(begin)

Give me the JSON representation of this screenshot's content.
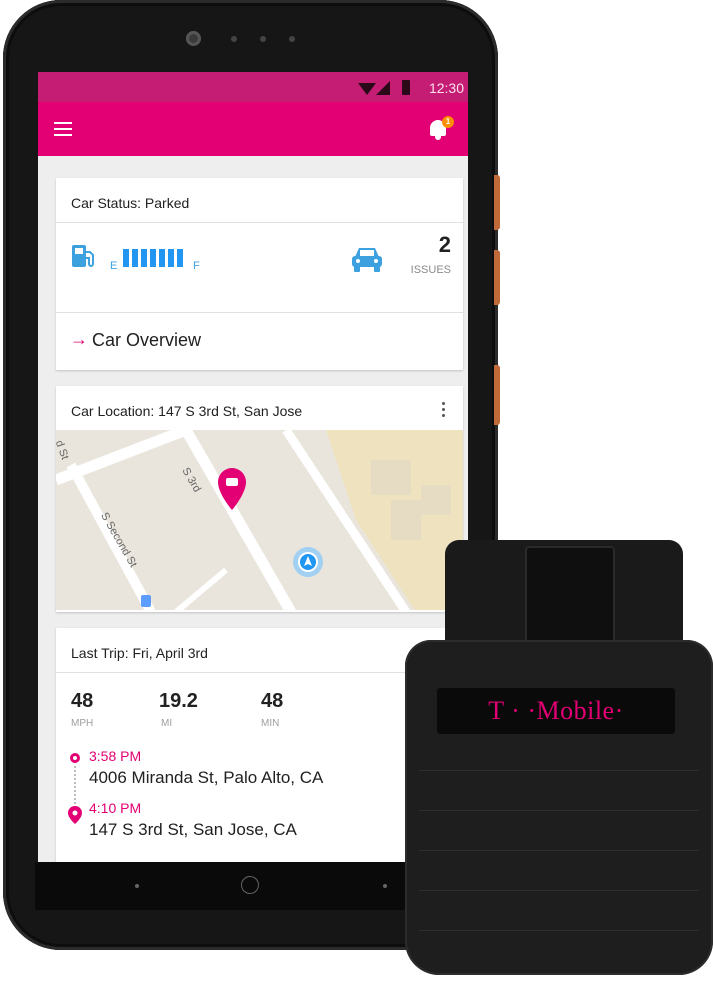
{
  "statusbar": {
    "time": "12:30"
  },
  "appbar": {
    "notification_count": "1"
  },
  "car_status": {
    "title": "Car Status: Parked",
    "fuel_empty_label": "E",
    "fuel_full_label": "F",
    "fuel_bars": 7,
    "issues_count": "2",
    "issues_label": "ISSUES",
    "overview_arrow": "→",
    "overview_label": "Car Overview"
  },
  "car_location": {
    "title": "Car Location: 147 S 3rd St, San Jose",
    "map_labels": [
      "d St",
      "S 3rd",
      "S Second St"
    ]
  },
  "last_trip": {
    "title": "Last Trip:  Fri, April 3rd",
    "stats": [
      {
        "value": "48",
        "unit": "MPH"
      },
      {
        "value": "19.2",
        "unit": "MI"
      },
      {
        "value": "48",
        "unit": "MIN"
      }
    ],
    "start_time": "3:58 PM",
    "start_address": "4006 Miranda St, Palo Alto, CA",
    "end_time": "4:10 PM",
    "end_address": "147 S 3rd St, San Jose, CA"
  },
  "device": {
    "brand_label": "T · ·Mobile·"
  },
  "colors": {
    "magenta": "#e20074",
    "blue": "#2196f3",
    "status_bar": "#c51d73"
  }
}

(end)
(begin)

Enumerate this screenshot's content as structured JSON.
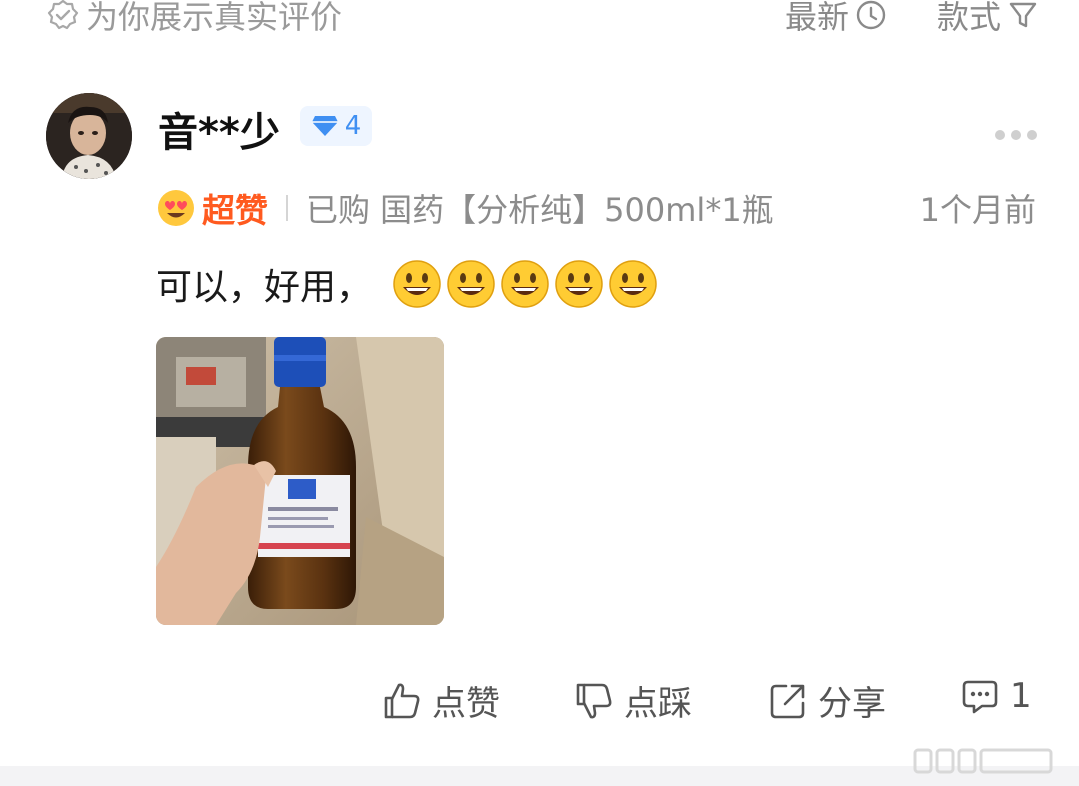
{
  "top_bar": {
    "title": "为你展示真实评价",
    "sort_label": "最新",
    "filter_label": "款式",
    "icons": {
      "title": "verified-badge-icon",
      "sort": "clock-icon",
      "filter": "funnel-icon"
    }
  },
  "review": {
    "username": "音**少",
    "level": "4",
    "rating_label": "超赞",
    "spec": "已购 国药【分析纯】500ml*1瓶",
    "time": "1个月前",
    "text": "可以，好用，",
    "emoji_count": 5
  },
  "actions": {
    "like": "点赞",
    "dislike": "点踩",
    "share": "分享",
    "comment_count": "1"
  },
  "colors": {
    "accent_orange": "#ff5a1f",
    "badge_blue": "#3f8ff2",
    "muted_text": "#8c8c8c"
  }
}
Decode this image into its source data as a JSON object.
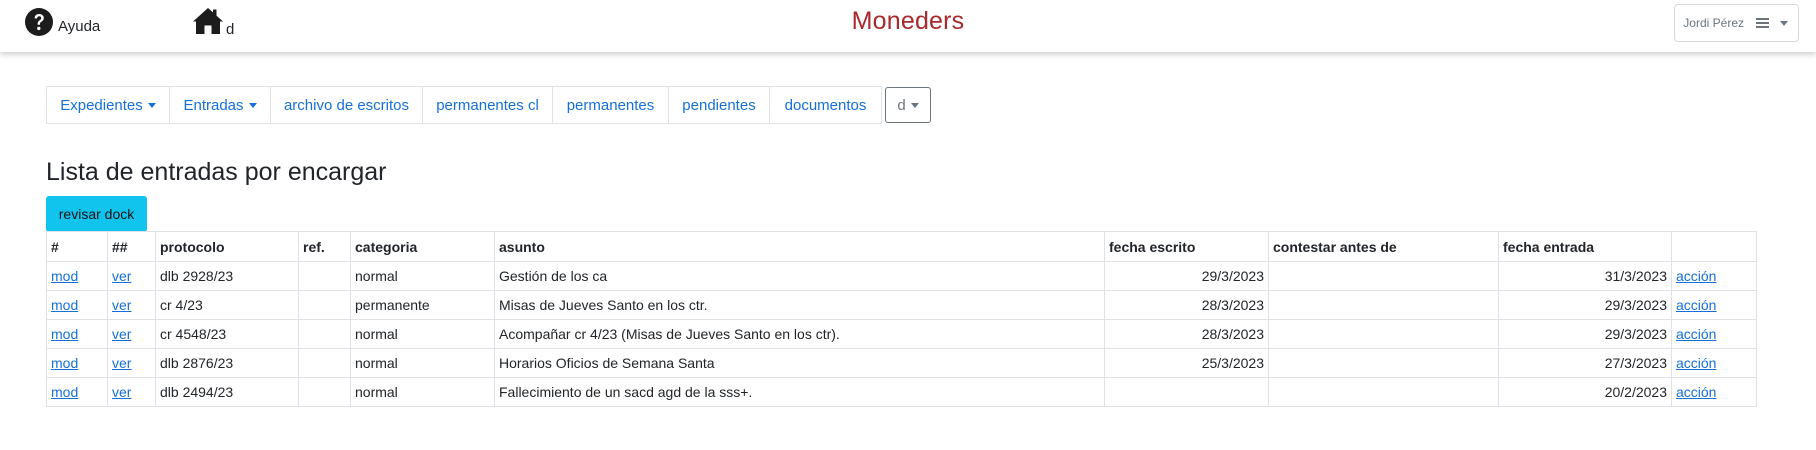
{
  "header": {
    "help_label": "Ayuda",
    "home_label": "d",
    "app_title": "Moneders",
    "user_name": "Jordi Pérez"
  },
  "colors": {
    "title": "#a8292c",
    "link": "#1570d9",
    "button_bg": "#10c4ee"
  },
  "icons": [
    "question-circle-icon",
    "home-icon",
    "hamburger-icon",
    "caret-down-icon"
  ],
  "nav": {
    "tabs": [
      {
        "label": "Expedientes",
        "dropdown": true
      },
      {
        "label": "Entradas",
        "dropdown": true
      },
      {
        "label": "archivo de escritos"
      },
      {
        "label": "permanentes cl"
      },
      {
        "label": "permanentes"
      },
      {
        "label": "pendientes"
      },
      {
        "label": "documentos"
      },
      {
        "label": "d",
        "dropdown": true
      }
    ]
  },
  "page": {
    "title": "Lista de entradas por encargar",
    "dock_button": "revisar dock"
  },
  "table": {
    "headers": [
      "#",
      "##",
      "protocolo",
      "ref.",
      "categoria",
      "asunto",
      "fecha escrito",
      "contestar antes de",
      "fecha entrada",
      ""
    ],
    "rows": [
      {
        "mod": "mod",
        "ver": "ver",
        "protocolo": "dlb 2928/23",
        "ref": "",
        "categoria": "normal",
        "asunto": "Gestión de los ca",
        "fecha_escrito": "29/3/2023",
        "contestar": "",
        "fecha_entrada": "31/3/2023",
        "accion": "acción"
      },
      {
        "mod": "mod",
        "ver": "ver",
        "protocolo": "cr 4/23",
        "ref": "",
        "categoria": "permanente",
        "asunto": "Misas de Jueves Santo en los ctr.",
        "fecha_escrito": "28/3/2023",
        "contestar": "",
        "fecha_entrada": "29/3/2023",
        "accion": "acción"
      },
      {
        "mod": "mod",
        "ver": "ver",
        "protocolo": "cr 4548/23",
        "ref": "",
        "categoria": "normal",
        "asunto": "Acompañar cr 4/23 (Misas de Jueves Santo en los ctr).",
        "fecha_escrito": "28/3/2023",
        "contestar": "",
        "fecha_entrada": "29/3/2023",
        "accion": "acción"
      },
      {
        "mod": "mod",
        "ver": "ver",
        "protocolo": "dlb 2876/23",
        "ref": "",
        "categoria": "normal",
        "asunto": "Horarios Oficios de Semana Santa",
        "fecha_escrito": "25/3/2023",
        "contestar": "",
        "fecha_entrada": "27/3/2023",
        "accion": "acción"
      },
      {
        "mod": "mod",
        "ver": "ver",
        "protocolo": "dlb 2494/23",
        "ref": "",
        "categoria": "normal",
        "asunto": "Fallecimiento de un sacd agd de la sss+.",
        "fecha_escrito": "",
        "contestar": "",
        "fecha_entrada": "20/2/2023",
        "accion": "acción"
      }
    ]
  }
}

(end)
(begin)

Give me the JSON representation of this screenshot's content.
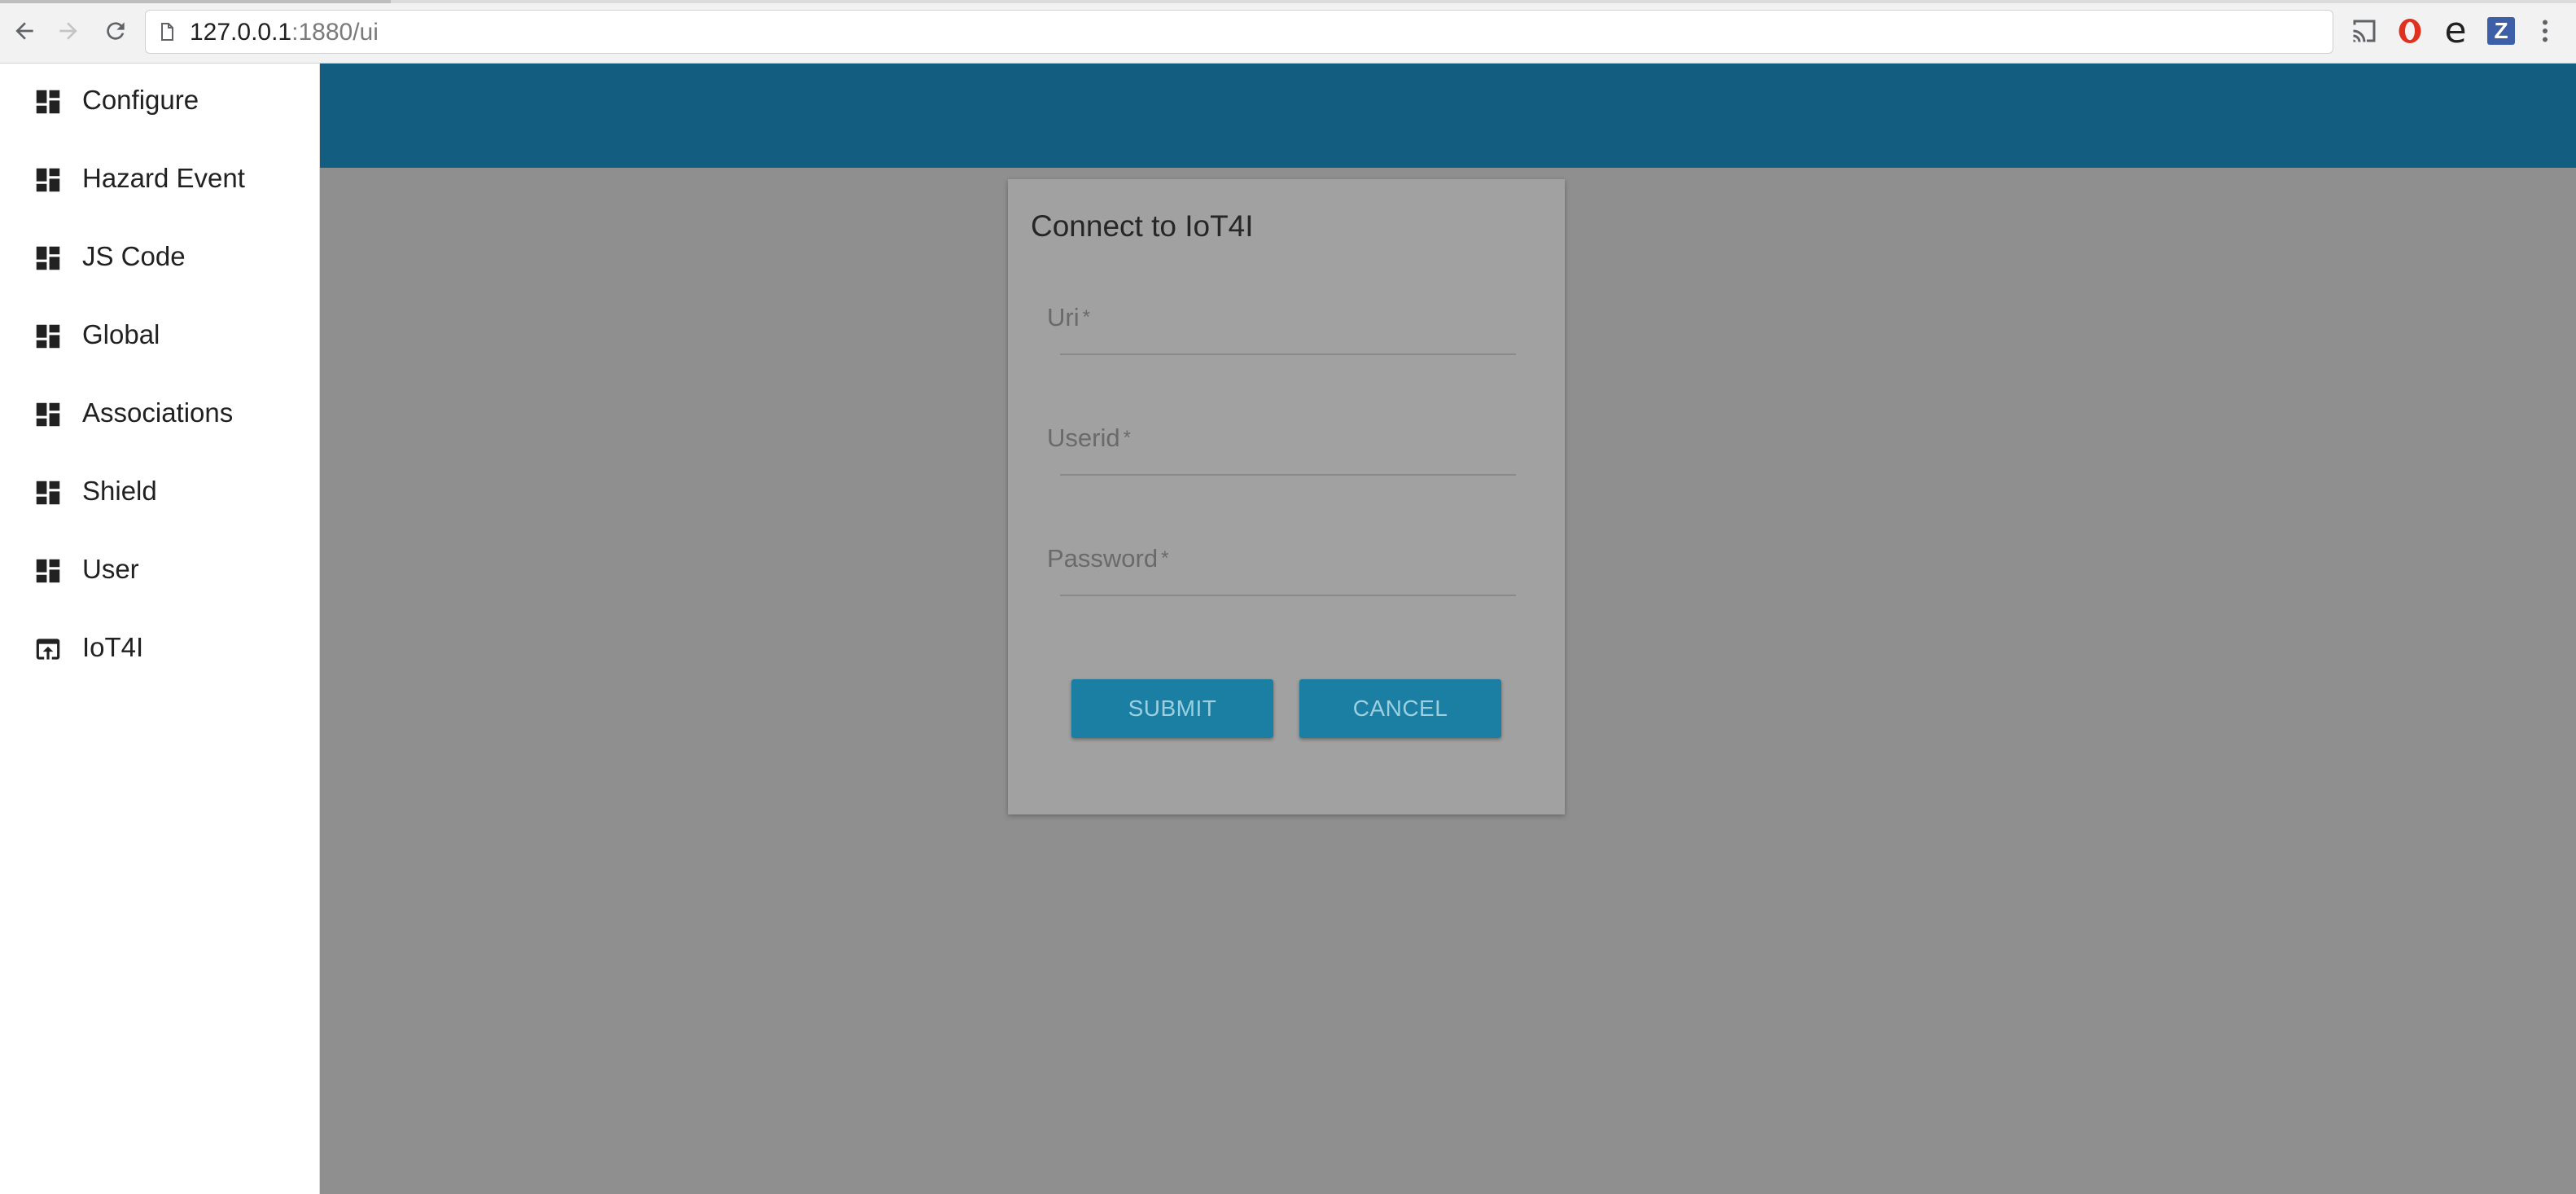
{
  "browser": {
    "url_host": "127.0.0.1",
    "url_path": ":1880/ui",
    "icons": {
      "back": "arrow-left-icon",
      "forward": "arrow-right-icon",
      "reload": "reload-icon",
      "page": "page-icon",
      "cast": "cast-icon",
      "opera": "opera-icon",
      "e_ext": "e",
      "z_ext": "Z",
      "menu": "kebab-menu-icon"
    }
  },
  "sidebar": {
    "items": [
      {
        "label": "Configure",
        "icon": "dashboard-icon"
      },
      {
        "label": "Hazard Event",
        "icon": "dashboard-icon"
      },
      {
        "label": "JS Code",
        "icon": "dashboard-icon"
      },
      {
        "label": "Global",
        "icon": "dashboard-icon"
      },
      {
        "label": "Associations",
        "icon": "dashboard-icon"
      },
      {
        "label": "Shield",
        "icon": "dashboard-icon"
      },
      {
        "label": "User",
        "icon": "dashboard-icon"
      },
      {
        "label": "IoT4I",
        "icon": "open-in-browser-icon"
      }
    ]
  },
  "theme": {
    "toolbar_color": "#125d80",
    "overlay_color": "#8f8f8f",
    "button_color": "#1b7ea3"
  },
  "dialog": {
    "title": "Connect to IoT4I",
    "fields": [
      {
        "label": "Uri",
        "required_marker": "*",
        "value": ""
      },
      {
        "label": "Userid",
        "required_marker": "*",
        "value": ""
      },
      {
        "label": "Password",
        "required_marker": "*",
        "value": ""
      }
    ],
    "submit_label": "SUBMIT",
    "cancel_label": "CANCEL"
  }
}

(end)

## EXERCISE:
Gather up the lines containing the word "asunto" from these records and copy them.

## IN RESPONSE:
      "asunto",
        "asunto": "Gestión de los ca",
        "asunto": "Misas de Jueves Santo en los ctr.",
        "asunto": "Acompañar cr 4/23 (Misas de Jueves Santo en los ctr).",
        "asunto": "Horarios Oficios de Semana Santa",
        "asunto": "Fallecimiento de un sacd agd de la sss+.",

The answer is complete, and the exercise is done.